╭─ GIVEN DATA

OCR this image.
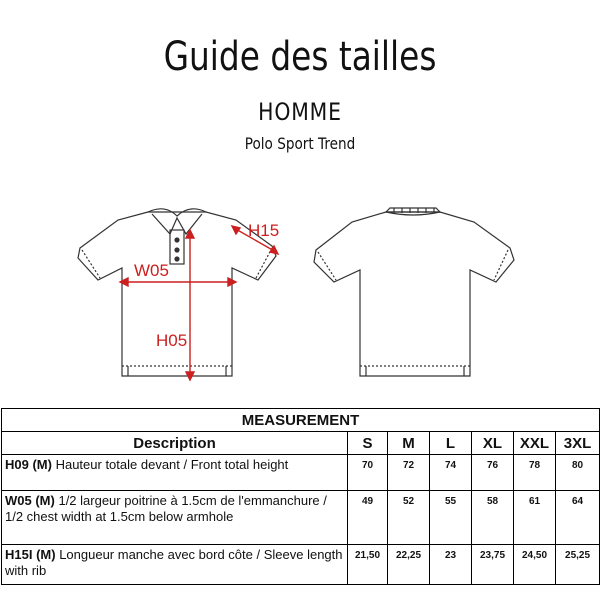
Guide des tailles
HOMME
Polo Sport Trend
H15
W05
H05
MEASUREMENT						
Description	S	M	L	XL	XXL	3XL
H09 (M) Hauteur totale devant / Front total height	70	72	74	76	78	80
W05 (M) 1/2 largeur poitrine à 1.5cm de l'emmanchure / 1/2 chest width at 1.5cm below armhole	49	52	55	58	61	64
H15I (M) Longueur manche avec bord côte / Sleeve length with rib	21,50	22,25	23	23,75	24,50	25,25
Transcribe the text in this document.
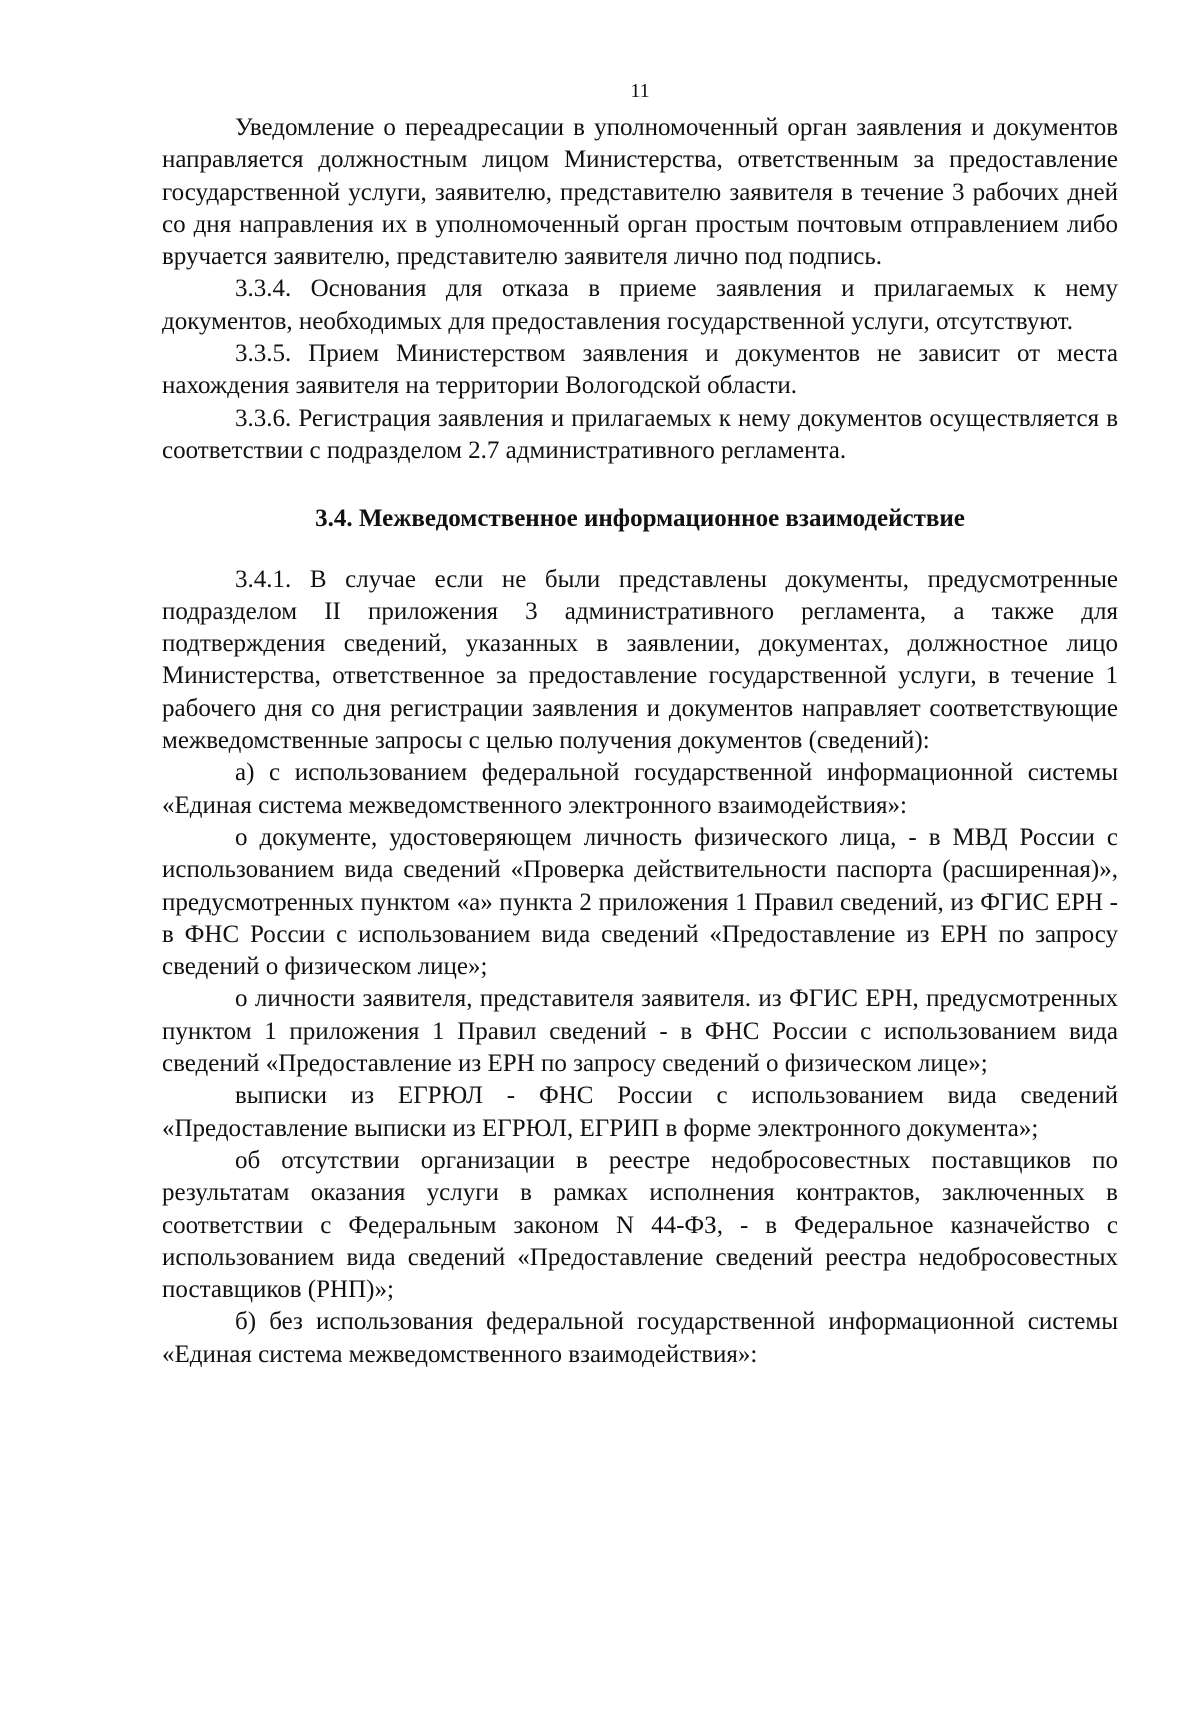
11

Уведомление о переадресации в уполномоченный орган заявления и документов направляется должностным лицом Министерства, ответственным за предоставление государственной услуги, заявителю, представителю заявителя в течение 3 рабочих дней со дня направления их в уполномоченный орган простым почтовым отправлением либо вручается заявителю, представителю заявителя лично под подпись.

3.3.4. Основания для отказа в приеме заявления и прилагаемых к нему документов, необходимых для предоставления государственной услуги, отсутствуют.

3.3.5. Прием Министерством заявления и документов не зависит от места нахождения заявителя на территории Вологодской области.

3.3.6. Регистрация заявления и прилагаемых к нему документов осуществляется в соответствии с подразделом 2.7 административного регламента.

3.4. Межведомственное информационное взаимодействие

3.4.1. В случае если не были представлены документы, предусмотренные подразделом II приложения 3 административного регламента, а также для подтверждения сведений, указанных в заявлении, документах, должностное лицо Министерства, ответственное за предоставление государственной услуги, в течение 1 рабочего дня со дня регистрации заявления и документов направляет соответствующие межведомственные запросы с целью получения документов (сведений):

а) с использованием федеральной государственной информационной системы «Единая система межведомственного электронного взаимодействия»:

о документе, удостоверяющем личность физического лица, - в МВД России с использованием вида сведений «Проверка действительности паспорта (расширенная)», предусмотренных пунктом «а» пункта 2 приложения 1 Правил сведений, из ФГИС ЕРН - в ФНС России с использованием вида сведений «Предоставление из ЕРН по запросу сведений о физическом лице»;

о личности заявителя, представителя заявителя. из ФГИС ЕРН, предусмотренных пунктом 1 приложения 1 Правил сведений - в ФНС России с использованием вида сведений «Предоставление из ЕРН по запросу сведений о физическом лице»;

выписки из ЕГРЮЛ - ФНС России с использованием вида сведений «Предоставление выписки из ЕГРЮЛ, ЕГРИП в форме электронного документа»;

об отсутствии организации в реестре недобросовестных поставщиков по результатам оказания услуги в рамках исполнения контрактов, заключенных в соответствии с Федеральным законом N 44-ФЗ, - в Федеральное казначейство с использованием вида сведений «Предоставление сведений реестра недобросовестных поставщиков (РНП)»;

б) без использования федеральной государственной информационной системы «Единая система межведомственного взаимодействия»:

╰─
╭─ GIVEN DATA

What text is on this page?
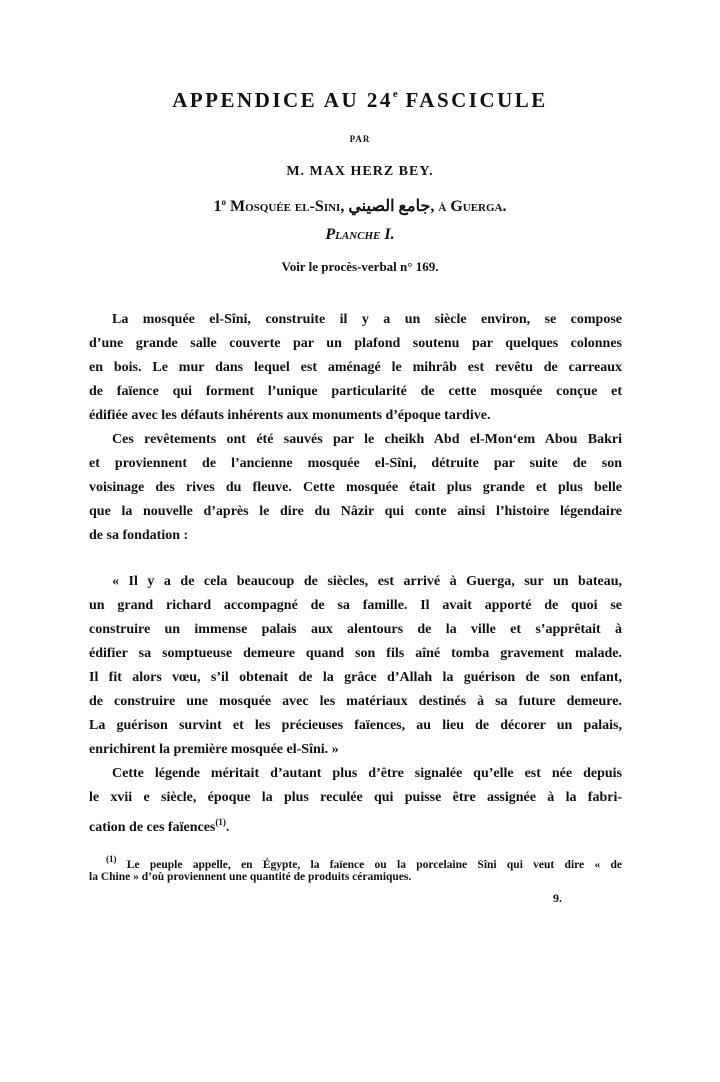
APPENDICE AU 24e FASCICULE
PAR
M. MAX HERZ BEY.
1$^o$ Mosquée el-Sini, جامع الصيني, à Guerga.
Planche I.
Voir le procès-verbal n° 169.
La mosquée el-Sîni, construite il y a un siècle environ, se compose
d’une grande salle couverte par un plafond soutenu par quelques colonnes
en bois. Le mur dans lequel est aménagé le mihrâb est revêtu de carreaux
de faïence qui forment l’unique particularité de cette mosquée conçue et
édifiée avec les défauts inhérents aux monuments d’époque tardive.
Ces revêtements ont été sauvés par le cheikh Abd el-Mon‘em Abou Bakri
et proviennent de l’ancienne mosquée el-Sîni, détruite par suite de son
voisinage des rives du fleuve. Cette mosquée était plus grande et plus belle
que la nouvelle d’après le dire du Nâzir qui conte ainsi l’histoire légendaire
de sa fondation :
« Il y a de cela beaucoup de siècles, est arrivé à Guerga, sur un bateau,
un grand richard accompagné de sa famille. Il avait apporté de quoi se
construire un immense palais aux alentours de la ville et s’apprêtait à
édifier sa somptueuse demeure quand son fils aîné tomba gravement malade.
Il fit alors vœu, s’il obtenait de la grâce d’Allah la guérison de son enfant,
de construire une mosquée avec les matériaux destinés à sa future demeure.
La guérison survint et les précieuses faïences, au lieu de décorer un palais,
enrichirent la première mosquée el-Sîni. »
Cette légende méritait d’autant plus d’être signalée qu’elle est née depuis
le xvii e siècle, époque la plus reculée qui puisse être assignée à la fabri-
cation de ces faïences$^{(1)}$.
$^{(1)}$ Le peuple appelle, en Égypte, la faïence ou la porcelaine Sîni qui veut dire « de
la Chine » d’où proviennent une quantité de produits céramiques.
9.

╰─

Reproduce every line of the listing above in which the string "plus" appears.

voisinage des rives du fleuve. Cette mosquée était plus grande et plus belle
Cette légende méritait d’autant plus d’être signalée qu’elle est née depuis
le xvii e siècle, époque la plus reculée qui puisse être assignée à la fabri-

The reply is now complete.